* Dataset content

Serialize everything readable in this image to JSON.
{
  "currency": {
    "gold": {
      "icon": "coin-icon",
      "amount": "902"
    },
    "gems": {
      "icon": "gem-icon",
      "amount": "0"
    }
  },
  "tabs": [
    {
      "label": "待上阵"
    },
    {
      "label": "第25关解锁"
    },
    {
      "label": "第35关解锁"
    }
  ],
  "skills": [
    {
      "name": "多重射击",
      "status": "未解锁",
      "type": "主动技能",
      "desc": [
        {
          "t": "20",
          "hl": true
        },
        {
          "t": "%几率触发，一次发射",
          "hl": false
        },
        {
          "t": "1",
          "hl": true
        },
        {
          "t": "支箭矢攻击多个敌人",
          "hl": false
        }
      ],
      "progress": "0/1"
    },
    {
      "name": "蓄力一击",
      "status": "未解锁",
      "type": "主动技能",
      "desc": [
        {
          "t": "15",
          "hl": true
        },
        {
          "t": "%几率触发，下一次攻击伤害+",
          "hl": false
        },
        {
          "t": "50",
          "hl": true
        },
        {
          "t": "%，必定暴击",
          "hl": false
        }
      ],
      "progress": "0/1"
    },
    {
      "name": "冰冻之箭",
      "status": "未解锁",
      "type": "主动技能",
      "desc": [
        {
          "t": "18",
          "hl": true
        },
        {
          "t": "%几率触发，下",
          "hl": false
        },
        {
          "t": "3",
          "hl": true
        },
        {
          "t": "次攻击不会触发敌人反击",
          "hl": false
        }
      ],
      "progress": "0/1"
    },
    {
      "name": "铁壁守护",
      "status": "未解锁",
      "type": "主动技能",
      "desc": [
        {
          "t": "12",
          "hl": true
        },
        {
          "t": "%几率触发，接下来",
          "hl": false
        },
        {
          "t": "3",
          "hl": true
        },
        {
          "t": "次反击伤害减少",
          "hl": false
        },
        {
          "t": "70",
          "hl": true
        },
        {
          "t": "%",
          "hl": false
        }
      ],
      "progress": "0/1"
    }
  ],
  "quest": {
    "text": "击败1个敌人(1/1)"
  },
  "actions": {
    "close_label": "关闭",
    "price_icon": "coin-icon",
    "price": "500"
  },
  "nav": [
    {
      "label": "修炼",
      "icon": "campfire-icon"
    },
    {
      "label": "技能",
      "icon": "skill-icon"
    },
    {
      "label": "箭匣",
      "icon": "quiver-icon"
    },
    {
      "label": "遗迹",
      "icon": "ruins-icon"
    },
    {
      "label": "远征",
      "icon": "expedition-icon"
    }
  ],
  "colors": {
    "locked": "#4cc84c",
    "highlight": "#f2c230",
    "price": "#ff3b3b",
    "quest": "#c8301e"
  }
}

* The task
Quote the entire listing above exactly.

* Output below
Serialize everything readable in this image to JSON.
{
  "currency": {
    "gold": {
      "icon": "coin-icon",
      "amount": "902"
    },
    "gems": {
      "icon": "gem-icon",
      "amount": "0"
    }
  },
  "tabs": [
    {
      "label": "待上阵"
    },
    {
      "label": "第25关解锁"
    },
    {
      "label": "第35关解锁"
    }
  ],
  "skills": [
    {
      "name": "多重射击",
      "status": "未解锁",
      "type": "主动技能",
      "desc": [
        {
          "t": "20",
          "hl": true
        },
        {
          "t": "%几率触发，一次发射",
          "hl": false
        },
        {
          "t": "1",
          "hl": true
        },
        {
          "t": "支箭矢攻击多个敌人",
          "hl": false
        }
      ],
      "progress": "0/1"
    },
    {
      "name": "蓄力一击",
      "status": "未解锁",
      "type": "主动技能",
      "desc": [
        {
          "t": "15",
          "hl": true
        },
        {
          "t": "%几率触发，下一次攻击伤害+",
          "hl": false
        },
        {
          "t": "50",
          "hl": true
        },
        {
          "t": "%，必定暴击",
          "hl": false
        }
      ],
      "progress": "0/1"
    },
    {
      "name": "冰冻之箭",
      "status": "未解锁",
      "type": "主动技能",
      "desc": [
        {
          "t": "18",
          "hl": true
        },
        {
          "t": "%几率触发，下",
          "hl": false
        },
        {
          "t": "3",
          "hl": true
        },
        {
          "t": "次攻击不会触发敌人反击",
          "hl": false
        }
      ],
      "progress": "0/1"
    },
    {
      "name": "铁壁守护",
      "status": "未解锁",
      "type": "主动技能",
      "desc": [
        {
          "t": "12",
          "hl": true
        },
        {
          "t": "%几率触发，接下来",
          "hl": false
        },
        {
          "t": "3",
          "hl": true
        },
        {
          "t": "次反击伤害减少",
          "hl": false
        },
        {
          "t": "70",
          "hl": true
        },
        {
          "t": "%",
          "hl": false
        }
      ],
      "progress": "0/1"
    }
  ],
  "quest": {
    "text": "击败1个敌人(1/1)"
  },
  "actions": {
    "close_label": "关闭",
    "price_icon": "coin-icon",
    "price": "500"
  },
  "nav": [
    {
      "label": "修炼",
      "icon": "campfire-icon"
    },
    {
      "label": "技能",
      "icon": "skill-icon"
    },
    {
      "label": "箭匣",
      "icon": "quiver-icon"
    },
    {
      "label": "遗迹",
      "icon": "ruins-icon"
    },
    {
      "label": "远征",
      "icon": "expedition-icon"
    }
  ],
  "colors": {
    "locked": "#4cc84c",
    "highlight": "#f2c230",
    "price": "#ff3b3b",
    "quest": "#c8301e"
  }
}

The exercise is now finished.